Task requirements: Reproduce all entries verbatim, with nothing added or dropped.

Excerpts from a figure dataset
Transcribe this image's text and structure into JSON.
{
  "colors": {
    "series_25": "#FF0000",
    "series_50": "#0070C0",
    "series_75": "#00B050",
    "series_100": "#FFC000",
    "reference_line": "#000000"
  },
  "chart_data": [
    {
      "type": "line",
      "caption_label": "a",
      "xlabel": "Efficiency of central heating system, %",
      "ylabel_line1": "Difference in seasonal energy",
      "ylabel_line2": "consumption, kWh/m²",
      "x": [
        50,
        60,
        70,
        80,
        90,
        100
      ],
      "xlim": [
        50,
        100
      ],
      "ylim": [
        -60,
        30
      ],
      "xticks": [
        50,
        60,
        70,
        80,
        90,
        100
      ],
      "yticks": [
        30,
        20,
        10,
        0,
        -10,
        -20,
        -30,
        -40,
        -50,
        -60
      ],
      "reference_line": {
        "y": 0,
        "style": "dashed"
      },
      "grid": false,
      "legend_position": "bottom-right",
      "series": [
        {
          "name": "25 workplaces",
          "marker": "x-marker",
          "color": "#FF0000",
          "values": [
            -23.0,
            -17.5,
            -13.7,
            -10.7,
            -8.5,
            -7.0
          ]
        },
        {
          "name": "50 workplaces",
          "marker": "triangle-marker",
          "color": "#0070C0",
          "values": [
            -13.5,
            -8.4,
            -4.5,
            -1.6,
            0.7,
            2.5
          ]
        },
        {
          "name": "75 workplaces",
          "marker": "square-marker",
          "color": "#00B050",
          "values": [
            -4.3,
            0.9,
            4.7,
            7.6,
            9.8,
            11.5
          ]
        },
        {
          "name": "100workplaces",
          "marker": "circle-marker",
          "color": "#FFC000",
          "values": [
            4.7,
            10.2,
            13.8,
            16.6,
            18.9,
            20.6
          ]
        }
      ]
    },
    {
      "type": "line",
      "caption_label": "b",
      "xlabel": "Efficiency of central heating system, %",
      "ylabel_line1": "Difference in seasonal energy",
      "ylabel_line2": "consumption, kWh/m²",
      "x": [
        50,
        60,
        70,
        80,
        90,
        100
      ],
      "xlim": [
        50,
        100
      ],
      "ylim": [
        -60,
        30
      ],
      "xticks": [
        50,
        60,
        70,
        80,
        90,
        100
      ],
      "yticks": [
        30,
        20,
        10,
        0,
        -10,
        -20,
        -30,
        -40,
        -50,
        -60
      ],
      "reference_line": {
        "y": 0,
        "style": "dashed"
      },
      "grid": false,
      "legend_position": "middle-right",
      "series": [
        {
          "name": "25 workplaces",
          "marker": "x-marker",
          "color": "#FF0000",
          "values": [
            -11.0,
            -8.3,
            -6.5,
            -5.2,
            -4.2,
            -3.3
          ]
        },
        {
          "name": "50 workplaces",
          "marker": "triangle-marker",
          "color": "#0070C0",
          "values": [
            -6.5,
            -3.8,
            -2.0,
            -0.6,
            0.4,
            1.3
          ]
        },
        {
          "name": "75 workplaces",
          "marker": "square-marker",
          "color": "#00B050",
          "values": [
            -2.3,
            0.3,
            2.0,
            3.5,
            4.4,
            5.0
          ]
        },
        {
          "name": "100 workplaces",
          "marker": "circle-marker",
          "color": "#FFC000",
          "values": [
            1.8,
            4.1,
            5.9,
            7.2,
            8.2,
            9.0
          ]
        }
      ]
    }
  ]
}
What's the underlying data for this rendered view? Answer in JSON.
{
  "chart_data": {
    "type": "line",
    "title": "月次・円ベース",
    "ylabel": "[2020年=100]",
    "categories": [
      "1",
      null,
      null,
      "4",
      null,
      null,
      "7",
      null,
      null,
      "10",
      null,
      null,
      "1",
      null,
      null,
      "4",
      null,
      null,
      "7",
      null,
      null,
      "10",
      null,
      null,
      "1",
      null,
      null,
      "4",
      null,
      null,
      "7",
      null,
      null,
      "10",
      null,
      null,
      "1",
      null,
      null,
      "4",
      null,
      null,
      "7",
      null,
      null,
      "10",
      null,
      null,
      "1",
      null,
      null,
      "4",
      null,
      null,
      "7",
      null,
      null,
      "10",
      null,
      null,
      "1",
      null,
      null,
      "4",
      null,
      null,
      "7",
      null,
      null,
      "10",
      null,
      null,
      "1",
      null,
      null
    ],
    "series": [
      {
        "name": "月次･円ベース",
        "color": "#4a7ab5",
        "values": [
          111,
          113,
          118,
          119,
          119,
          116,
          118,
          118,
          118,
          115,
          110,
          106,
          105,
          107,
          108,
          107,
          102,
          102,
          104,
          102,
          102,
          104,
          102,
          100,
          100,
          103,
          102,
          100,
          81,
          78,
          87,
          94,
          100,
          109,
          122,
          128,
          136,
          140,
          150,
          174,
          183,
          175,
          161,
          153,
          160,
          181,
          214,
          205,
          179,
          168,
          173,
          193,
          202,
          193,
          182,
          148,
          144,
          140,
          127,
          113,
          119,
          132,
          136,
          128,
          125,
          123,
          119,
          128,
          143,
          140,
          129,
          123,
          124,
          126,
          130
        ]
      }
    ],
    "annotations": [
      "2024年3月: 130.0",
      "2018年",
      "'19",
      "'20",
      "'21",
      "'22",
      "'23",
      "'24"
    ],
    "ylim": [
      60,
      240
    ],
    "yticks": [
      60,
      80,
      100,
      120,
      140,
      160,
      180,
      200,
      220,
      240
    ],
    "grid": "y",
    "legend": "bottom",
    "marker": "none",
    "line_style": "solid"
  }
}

Solution to the exercise:
Transcribe this image's text and structure into JSON.
{
  "colors": {
    "series_25": "#FF0000",
    "series_50": "#0070C0",
    "series_75": "#00B050",
    "series_100": "#FFC000",
    "reference_line": "#000000"
  },
  "chart_data": [
    {
      "type": "line",
      "caption_label": "a",
      "xlabel": "Efficiency of central heating system, %",
      "ylabel_line1": "Difference in seasonal energy",
      "ylabel_line2": "consumption, kWh/m²",
      "x": [
        50,
        60,
        70,
        80,
        90,
        100
      ],
      "xlim": [
        50,
        100
      ],
      "ylim": [
        -60,
        30
      ],
      "xticks": [
        50,
        60,
        70,
        80,
        90,
        100
      ],
      "yticks": [
        30,
        20,
        10,
        0,
        -10,
        -20,
        -30,
        -40,
        -50,
        -60
      ],
      "reference_line": {
        "y": 0,
        "style": "dashed"
      },
      "grid": false,
      "legend_position": "bottom-right",
      "series": [
        {
          "name": "25 workplaces",
          "marker": "x-marker",
          "color": "#FF0000",
          "values": [
            -23.0,
            -17.5,
            -13.7,
            -10.7,
            -8.5,
            -7.0
          ]
        },
        {
          "name": "50 workplaces",
          "marker": "triangle-marker",
          "color": "#0070C0",
          "values": [
            -13.5,
            -8.4,
            -4.5,
            -1.6,
            0.7,
            2.5
          ]
        },
        {
          "name": "75 workplaces",
          "marker": "square-marker",
          "color": "#00B050",
          "values": [
            -4.3,
            0.9,
            4.7,
            7.6,
            9.8,
            11.5
          ]
        },
        {
          "name": "100workplaces",
          "marker": "circle-marker",
          "color": "#FFC000",
          "values": [
            4.7,
            10.2,
            13.8,
            16.6,
            18.9,
            20.6
          ]
        }
      ]
    },
    {
      "type": "line",
      "caption_label": "b",
      "xlabel": "Efficiency of central heating system, %",
      "ylabel_line1": "Difference in seasonal energy",
      "ylabel_line2": "consumption, kWh/m²",
      "x": [
        50,
        60,
        70,
        80,
        90,
        100
      ],
      "xlim": [
        50,
        100
      ],
      "ylim": [
        -60,
        30
      ],
      "xticks": [
        50,
        60,
        70,
        80,
        90,
        100
      ],
      "yticks": [
        30,
        20,
        10,
        0,
        -10,
        -20,
        -30,
        -40,
        -50,
        -60
      ],
      "reference_line": {
        "y": 0,
        "style": "dashed"
      },
      "grid": false,
      "legend_position": "middle-right",
      "series": [
        {
          "name": "25 workplaces",
          "marker": "x-marker",
          "color": "#FF0000",
          "values": [
            -11.0,
            -8.3,
            -6.5,
            -5.2,
            -4.2,
            -3.3
          ]
        },
        {
          "name": "50 workplaces",
          "marker": "triangle-marker",
          "color": "#0070C0",
          "values": [
            -6.5,
            -3.8,
            -2.0,
            -0.6,
            0.4,
            1.3
          ]
        },
        {
          "name": "75 workplaces",
          "marker": "square-marker",
          "color": "#00B050",
          "values": [
            -2.3,
            0.3,
            2.0,
            3.5,
            4.4,
            5.0
          ]
        },
        {
          "name": "100 workplaces",
          "marker": "circle-marker",
          "color": "#FFC000",
          "values": [
            1.8,
            4.1,
            5.9,
            7.2,
            8.2,
            9.0
          ]
        }
      ]
    }
  ]
}
What's the underlying data for this rendered view? Answer in JSON.
{
  "chart_data": {
    "type": "line",
    "title": "月次・円ベース",
    "ylabel": "[2020年=100]",
    "categories": [
      "1",
      null,
      null,
      "4",
      null,
      null,
      "7",
      null,
      null,
      "10",
      null,
      null,
      "1",
      null,
      null,
      "4",
      null,
      null,
      "7",
      null,
      null,
      "10",
      null,
      null,
      "1",
      null,
      null,
      "4",
      null,
      null,
      "7",
      null,
      null,
      "10",
      null,
      null,
      "1",
      null,
      null,
      "4",
      null,
      null,
      "7",
      null,
      null,
      "10",
      null,
      null,
      "1",
      null,
      null,
      "4",
      null,
      null,
      "7",
      null,
      null,
      "10",
      null,
      null,
      "1",
      null,
      null,
      "4",
      null,
      null,
      "7",
      null,
      null,
      "10",
      null,
      null,
      "1",
      null,
      null
    ],
    "series": [
      {
        "name": "月次･円ベース",
        "color": "#4a7ab5",
        "values": [
          111,
          113,
          118,
          119,
          119,
          116,
          118,
          118,
          118,
          115,
          110,
          106,
          105,
          107,
          108,
          107,
          102,
          102,
          104,
          102,
          102,
          104,
          102,
          100,
          100,
          103,
          102,
          100,
          81,
          78,
          87,
          94,
          100,
          109,
          122,
          128,
          136,
          140,
          150,
          174,
          183,
          175,
          161,
          153,
          160,
          181,
          214,
          205,
          179,
          168,
          173,
          193,
          202,
          193,
          182,
          148,
          144,
          140,
          127,
          113,
          119,
          132,
          136,
          128,
          125,
          123,
          119,
          128,
          143,
          140,
          129,
          123,
          124,
          126,
          130
        ]
      }
    ],
    "annotations": [
      "2024年3月: 130.0",
      "2018年",
      "'19",
      "'20",
      "'21",
      "'22",
      "'23",
      "'24"
    ],
    "ylim": [
      60,
      240
    ],
    "yticks": [
      60,
      80,
      100,
      120,
      140,
      160,
      180,
      200,
      220,
      240
    ],
    "grid": "y",
    "legend": "bottom",
    "marker": "none",
    "line_style": "solid"
  }
}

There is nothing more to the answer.